Listing:
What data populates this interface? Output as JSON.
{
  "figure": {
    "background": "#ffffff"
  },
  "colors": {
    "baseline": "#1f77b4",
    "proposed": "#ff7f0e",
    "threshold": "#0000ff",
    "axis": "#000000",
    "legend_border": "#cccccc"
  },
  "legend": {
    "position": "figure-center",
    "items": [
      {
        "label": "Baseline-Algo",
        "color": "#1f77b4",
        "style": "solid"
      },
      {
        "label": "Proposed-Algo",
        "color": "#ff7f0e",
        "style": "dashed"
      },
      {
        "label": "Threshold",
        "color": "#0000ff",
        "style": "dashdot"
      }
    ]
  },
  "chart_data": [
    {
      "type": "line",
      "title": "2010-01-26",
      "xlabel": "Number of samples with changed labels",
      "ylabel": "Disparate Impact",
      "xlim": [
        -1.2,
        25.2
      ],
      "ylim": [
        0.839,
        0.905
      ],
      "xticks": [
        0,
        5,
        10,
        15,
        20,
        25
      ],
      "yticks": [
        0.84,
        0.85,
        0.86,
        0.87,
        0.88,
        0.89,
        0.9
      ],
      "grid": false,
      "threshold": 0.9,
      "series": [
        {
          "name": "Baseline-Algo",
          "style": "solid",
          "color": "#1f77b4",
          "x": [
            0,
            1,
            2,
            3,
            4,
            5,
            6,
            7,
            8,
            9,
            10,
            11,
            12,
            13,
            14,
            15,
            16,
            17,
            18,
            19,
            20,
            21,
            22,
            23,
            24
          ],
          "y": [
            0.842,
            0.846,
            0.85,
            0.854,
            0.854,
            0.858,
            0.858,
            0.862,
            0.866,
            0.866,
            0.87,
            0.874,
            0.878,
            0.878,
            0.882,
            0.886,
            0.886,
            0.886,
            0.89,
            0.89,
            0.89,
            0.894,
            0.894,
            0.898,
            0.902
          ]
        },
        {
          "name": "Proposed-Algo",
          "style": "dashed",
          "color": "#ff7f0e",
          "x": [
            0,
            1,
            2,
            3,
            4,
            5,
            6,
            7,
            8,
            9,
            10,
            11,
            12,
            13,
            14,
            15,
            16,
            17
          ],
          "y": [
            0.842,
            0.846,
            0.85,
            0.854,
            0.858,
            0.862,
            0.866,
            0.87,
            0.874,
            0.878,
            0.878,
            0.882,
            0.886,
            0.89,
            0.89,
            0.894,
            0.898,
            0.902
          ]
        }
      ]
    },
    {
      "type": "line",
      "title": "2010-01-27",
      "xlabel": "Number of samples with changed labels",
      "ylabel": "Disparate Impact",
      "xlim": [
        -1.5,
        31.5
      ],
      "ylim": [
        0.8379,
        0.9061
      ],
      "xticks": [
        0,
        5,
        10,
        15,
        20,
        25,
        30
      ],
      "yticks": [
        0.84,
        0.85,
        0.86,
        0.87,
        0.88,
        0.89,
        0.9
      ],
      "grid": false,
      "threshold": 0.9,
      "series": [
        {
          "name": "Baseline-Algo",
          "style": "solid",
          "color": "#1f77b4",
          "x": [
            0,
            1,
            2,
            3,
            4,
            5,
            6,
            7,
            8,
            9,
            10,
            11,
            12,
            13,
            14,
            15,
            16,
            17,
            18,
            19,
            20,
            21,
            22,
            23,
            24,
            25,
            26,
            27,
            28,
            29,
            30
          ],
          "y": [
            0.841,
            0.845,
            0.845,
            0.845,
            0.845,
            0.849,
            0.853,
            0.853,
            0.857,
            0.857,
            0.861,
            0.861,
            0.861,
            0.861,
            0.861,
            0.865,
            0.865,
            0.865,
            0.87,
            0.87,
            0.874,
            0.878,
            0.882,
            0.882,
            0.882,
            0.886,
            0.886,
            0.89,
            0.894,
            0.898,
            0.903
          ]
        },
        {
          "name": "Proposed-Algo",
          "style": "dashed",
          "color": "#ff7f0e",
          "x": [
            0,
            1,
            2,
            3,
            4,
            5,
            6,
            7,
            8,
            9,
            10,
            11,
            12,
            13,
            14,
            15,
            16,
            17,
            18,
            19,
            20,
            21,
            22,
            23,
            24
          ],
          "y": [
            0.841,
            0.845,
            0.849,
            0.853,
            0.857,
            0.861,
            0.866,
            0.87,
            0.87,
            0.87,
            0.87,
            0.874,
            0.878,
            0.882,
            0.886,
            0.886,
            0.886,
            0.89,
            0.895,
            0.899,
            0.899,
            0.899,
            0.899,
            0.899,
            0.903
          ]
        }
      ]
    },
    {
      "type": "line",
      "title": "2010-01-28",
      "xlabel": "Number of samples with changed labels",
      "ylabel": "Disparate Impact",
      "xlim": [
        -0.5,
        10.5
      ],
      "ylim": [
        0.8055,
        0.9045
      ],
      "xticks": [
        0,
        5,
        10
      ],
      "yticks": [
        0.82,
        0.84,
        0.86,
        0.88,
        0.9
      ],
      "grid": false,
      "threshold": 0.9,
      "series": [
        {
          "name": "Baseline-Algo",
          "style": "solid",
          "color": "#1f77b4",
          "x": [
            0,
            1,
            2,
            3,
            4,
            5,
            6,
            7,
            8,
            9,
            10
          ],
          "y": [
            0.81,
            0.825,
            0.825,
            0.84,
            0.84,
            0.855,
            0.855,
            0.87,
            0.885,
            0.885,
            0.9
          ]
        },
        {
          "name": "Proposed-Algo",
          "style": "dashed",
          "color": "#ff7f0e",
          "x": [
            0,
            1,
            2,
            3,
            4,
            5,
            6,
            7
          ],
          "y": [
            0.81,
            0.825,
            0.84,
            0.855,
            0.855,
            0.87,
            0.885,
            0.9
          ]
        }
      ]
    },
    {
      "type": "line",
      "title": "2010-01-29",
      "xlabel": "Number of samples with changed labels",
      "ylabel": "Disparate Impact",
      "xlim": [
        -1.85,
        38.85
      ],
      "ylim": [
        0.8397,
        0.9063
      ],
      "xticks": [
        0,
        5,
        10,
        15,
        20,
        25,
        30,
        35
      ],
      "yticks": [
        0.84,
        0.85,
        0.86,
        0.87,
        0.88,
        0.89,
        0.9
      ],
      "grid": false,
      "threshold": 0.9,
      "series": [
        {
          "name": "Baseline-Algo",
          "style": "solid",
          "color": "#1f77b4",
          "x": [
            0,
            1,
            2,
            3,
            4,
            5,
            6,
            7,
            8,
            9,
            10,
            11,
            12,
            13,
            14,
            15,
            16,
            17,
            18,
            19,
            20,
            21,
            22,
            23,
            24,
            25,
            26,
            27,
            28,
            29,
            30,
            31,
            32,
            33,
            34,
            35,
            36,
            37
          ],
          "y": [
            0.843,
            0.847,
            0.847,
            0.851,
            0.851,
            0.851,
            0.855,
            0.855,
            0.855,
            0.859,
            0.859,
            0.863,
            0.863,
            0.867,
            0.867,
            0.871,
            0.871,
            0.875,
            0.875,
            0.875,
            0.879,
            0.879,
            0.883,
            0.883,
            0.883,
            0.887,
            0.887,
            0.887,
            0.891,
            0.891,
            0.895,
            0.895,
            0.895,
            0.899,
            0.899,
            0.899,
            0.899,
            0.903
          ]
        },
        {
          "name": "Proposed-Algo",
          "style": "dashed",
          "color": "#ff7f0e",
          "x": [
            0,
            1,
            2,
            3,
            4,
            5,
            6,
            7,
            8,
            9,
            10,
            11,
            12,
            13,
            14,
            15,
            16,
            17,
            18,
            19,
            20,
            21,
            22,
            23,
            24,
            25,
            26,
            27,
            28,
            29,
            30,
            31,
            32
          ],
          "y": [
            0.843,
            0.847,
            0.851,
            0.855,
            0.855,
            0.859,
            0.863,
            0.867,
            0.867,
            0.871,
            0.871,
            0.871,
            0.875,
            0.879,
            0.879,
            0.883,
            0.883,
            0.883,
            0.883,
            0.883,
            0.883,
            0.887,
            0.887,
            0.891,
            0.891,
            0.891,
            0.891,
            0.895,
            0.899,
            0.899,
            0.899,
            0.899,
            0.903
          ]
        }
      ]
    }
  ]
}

What you have to do: Each line in the entries above that includes the string "title" should be extracted.

Exercise solution:
      "title": "2010-01-26",
      "title": "2010-01-27",
      "title": "2010-01-28",
      "title": "2010-01-29",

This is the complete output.